§ **Given problem**
The entries below are to be repeated exactly as they stand.

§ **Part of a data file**
## Begin
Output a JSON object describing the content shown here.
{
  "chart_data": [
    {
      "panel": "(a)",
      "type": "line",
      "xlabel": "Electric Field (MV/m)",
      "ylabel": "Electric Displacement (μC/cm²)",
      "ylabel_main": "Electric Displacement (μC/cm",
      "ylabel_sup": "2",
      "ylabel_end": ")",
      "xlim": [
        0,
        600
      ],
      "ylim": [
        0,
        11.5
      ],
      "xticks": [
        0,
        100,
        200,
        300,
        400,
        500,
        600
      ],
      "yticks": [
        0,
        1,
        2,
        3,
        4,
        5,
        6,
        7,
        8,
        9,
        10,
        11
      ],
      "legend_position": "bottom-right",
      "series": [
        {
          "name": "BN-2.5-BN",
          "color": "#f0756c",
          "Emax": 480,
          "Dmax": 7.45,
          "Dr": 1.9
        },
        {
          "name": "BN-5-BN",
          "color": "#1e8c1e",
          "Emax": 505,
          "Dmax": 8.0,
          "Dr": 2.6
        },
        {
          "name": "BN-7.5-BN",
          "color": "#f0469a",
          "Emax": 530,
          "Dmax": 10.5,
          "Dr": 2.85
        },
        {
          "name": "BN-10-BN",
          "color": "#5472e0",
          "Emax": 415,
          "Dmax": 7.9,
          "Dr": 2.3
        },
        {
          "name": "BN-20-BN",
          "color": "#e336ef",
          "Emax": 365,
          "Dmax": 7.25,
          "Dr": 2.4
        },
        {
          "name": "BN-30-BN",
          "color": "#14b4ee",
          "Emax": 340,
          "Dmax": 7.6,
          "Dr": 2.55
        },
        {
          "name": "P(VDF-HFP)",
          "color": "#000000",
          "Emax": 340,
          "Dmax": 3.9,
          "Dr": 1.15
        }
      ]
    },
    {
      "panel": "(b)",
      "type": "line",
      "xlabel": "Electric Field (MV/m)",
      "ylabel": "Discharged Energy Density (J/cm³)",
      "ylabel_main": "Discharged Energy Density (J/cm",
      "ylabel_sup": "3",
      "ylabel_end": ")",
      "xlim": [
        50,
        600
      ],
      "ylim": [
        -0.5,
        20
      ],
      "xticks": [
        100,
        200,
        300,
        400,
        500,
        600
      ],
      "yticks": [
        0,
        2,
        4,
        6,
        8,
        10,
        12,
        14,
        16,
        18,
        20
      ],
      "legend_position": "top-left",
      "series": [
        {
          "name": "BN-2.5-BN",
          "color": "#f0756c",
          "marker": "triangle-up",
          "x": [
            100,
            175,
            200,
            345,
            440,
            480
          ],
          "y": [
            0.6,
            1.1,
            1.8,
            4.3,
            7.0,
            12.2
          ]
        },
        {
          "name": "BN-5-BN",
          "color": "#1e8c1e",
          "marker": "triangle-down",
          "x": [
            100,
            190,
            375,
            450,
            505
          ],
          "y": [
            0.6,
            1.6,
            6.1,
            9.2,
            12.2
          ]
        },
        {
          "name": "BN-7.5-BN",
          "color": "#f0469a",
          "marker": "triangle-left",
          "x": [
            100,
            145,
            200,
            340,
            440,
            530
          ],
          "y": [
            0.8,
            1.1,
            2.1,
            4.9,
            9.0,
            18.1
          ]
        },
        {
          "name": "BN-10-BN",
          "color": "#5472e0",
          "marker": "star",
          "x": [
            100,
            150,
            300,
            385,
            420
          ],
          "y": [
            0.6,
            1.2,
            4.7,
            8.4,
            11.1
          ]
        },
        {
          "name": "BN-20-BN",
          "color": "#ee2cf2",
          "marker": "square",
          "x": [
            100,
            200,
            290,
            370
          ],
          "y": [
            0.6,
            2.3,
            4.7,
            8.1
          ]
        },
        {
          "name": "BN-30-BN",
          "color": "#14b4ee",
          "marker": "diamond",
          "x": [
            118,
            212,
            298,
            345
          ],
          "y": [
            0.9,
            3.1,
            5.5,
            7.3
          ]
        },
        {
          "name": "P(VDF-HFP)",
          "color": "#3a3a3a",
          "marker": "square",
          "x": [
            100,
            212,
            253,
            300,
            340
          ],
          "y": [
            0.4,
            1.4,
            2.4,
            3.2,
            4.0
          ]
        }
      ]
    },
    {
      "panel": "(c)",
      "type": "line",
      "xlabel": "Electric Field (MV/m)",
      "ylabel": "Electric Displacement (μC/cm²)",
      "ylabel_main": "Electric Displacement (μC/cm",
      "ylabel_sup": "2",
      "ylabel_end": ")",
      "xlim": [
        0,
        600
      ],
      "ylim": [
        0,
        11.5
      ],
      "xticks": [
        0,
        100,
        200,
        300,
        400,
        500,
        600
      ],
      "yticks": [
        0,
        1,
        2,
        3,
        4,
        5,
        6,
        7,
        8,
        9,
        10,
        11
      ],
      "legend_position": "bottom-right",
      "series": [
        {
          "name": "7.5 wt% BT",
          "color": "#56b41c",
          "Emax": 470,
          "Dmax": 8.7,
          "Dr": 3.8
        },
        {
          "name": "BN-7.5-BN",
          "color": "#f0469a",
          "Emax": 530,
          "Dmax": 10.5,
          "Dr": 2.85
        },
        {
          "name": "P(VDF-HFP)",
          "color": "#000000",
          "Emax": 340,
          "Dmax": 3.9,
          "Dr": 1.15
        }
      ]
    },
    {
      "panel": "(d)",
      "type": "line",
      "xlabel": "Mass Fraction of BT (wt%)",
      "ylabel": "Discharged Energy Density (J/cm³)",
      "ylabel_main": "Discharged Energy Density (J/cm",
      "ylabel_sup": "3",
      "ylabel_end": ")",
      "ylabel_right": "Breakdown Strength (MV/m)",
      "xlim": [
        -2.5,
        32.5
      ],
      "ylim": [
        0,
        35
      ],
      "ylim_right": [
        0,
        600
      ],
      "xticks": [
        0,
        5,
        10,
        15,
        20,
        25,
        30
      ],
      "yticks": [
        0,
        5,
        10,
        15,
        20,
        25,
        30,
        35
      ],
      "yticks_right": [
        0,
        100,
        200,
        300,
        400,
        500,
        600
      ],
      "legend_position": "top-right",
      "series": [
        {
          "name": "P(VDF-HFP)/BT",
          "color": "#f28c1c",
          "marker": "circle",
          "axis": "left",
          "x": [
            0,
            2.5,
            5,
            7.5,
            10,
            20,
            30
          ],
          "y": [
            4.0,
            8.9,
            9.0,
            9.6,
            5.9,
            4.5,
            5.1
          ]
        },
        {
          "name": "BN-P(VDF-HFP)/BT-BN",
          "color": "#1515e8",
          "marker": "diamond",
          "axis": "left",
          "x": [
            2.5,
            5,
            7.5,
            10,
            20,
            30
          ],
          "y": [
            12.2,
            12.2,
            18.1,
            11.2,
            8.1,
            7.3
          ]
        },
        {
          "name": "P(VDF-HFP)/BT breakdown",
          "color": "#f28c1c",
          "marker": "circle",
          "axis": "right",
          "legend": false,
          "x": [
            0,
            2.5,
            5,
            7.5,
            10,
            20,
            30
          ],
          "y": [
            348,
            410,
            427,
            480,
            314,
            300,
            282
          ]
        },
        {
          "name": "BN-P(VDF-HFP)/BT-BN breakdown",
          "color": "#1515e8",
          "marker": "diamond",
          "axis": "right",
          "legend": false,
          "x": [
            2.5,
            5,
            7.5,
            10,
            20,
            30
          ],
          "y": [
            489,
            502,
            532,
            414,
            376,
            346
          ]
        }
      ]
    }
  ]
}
## End
§ **Complete output**
Output a JSON object describing the content shown here.
{
  "chart_data": [
    {
      "panel": "(a)",
      "type": "line",
      "xlabel": "Electric Field (MV/m)",
      "ylabel": "Electric Displacement (μC/cm²)",
      "ylabel_main": "Electric Displacement (μC/cm",
      "ylabel_sup": "2",
      "ylabel_end": ")",
      "xlim": [
        0,
        600
      ],
      "ylim": [
        0,
        11.5
      ],
      "xticks": [
        0,
        100,
        200,
        300,
        400,
        500,
        600
      ],
      "yticks": [
        0,
        1,
        2,
        3,
        4,
        5,
        6,
        7,
        8,
        9,
        10,
        11
      ],
      "legend_position": "bottom-right",
      "series": [
        {
          "name": "BN-2.5-BN",
          "color": "#f0756c",
          "Emax": 480,
          "Dmax": 7.45,
          "Dr": 1.9
        },
        {
          "name": "BN-5-BN",
          "color": "#1e8c1e",
          "Emax": 505,
          "Dmax": 8.0,
          "Dr": 2.6
        },
        {
          "name": "BN-7.5-BN",
          "color": "#f0469a",
          "Emax": 530,
          "Dmax": 10.5,
          "Dr": 2.85
        },
        {
          "name": "BN-10-BN",
          "color": "#5472e0",
          "Emax": 415,
          "Dmax": 7.9,
          "Dr": 2.3
        },
        {
          "name": "BN-20-BN",
          "color": "#e336ef",
          "Emax": 365,
          "Dmax": 7.25,
          "Dr": 2.4
        },
        {
          "name": "BN-30-BN",
          "color": "#14b4ee",
          "Emax": 340,
          "Dmax": 7.6,
          "Dr": 2.55
        },
        {
          "name": "P(VDF-HFP)",
          "color": "#000000",
          "Emax": 340,
          "Dmax": 3.9,
          "Dr": 1.15
        }
      ]
    },
    {
      "panel": "(b)",
      "type": "line",
      "xlabel": "Electric Field (MV/m)",
      "ylabel": "Discharged Energy Density (J/cm³)",
      "ylabel_main": "Discharged Energy Density (J/cm",
      "ylabel_sup": "3",
      "ylabel_end": ")",
      "xlim": [
        50,
        600
      ],
      "ylim": [
        -0.5,
        20
      ],
      "xticks": [
        100,
        200,
        300,
        400,
        500,
        600
      ],
      "yticks": [
        0,
        2,
        4,
        6,
        8,
        10,
        12,
        14,
        16,
        18,
        20
      ],
      "legend_position": "top-left",
      "series": [
        {
          "name": "BN-2.5-BN",
          "color": "#f0756c",
          "marker": "triangle-up",
          "x": [
            100,
            175,
            200,
            345,
            440,
            480
          ],
          "y": [
            0.6,
            1.1,
            1.8,
            4.3,
            7.0,
            12.2
          ]
        },
        {
          "name": "BN-5-BN",
          "color": "#1e8c1e",
          "marker": "triangle-down",
          "x": [
            100,
            190,
            375,
            450,
            505
          ],
          "y": [
            0.6,
            1.6,
            6.1,
            9.2,
            12.2
          ]
        },
        {
          "name": "BN-7.5-BN",
          "color": "#f0469a",
          "marker": "triangle-left",
          "x": [
            100,
            145,
            200,
            340,
            440,
            530
          ],
          "y": [
            0.8,
            1.1,
            2.1,
            4.9,
            9.0,
            18.1
          ]
        },
        {
          "name": "BN-10-BN",
          "color": "#5472e0",
          "marker": "star",
          "x": [
            100,
            150,
            300,
            385,
            420
          ],
          "y": [
            0.6,
            1.2,
            4.7,
            8.4,
            11.1
          ]
        },
        {
          "name": "BN-20-BN",
          "color": "#ee2cf2",
          "marker": "square",
          "x": [
            100,
            200,
            290,
            370
          ],
          "y": [
            0.6,
            2.3,
            4.7,
            8.1
          ]
        },
        {
          "name": "BN-30-BN",
          "color": "#14b4ee",
          "marker": "diamond",
          "x": [
            118,
            212,
            298,
            345
          ],
          "y": [
            0.9,
            3.1,
            5.5,
            7.3
          ]
        },
        {
          "name": "P(VDF-HFP)",
          "color": "#3a3a3a",
          "marker": "square",
          "x": [
            100,
            212,
            253,
            300,
            340
          ],
          "y": [
            0.4,
            1.4,
            2.4,
            3.2,
            4.0
          ]
        }
      ]
    },
    {
      "panel": "(c)",
      "type": "line",
      "xlabel": "Electric Field (MV/m)",
      "ylabel": "Electric Displacement (μC/cm²)",
      "ylabel_main": "Electric Displacement (μC/cm",
      "ylabel_sup": "2",
      "ylabel_end": ")",
      "xlim": [
        0,
        600
      ],
      "ylim": [
        0,
        11.5
      ],
      "xticks": [
        0,
        100,
        200,
        300,
        400,
        500,
        600
      ],
      "yticks": [
        0,
        1,
        2,
        3,
        4,
        5,
        6,
        7,
        8,
        9,
        10,
        11
      ],
      "legend_position": "bottom-right",
      "series": [
        {
          "name": "7.5 wt% BT",
          "color": "#56b41c",
          "Emax": 470,
          "Dmax": 8.7,
          "Dr": 3.8
        },
        {
          "name": "BN-7.5-BN",
          "color": "#f0469a",
          "Emax": 530,
          "Dmax": 10.5,
          "Dr": 2.85
        },
        {
          "name": "P(VDF-HFP)",
          "color": "#000000",
          "Emax": 340,
          "Dmax": 3.9,
          "Dr": 1.15
        }
      ]
    },
    {
      "panel": "(d)",
      "type": "line",
      "xlabel": "Mass Fraction of BT (wt%)",
      "ylabel": "Discharged Energy Density (J/cm³)",
      "ylabel_main": "Discharged Energy Density (J/cm",
      "ylabel_sup": "3",
      "ylabel_end": ")",
      "ylabel_right": "Breakdown Strength (MV/m)",
      "xlim": [
        -2.5,
        32.5
      ],
      "ylim": [
        0,
        35
      ],
      "ylim_right": [
        0,
        600
      ],
      "xticks": [
        0,
        5,
        10,
        15,
        20,
        25,
        30
      ],
      "yticks": [
        0,
        5,
        10,
        15,
        20,
        25,
        30,
        35
      ],
      "yticks_right": [
        0,
        100,
        200,
        300,
        400,
        500,
        600
      ],
      "legend_position": "top-right",
      "series": [
        {
          "name": "P(VDF-HFP)/BT",
          "color": "#f28c1c",
          "marker": "circle",
          "axis": "left",
          "x": [
            0,
            2.5,
            5,
            7.5,
            10,
            20,
            30
          ],
          "y": [
            4.0,
            8.9,
            9.0,
            9.6,
            5.9,
            4.5,
            5.1
          ]
        },
        {
          "name": "BN-P(VDF-HFP)/BT-BN",
          "color": "#1515e8",
          "marker": "diamond",
          "axis": "left",
          "x": [
            2.5,
            5,
            7.5,
            10,
            20,
            30
          ],
          "y": [
            12.2,
            12.2,
            18.1,
            11.2,
            8.1,
            7.3
          ]
        },
        {
          "name": "P(VDF-HFP)/BT breakdown",
          "color": "#f28c1c",
          "marker": "circle",
          "axis": "right",
          "legend": false,
          "x": [
            0,
            2.5,
            5,
            7.5,
            10,
            20,
            30
          ],
          "y": [
            348,
            410,
            427,
            480,
            314,
            300,
            282
          ]
        },
        {
          "name": "BN-P(VDF-HFP)/BT-BN breakdown",
          "color": "#1515e8",
          "marker": "diamond",
          "axis": "right",
          "legend": false,
          "x": [
            2.5,
            5,
            7.5,
            10,
            20,
            30
          ],
          "y": [
            489,
            502,
            532,
            414,
            376,
            346
          ]
        }
      ]
    }
  ]
}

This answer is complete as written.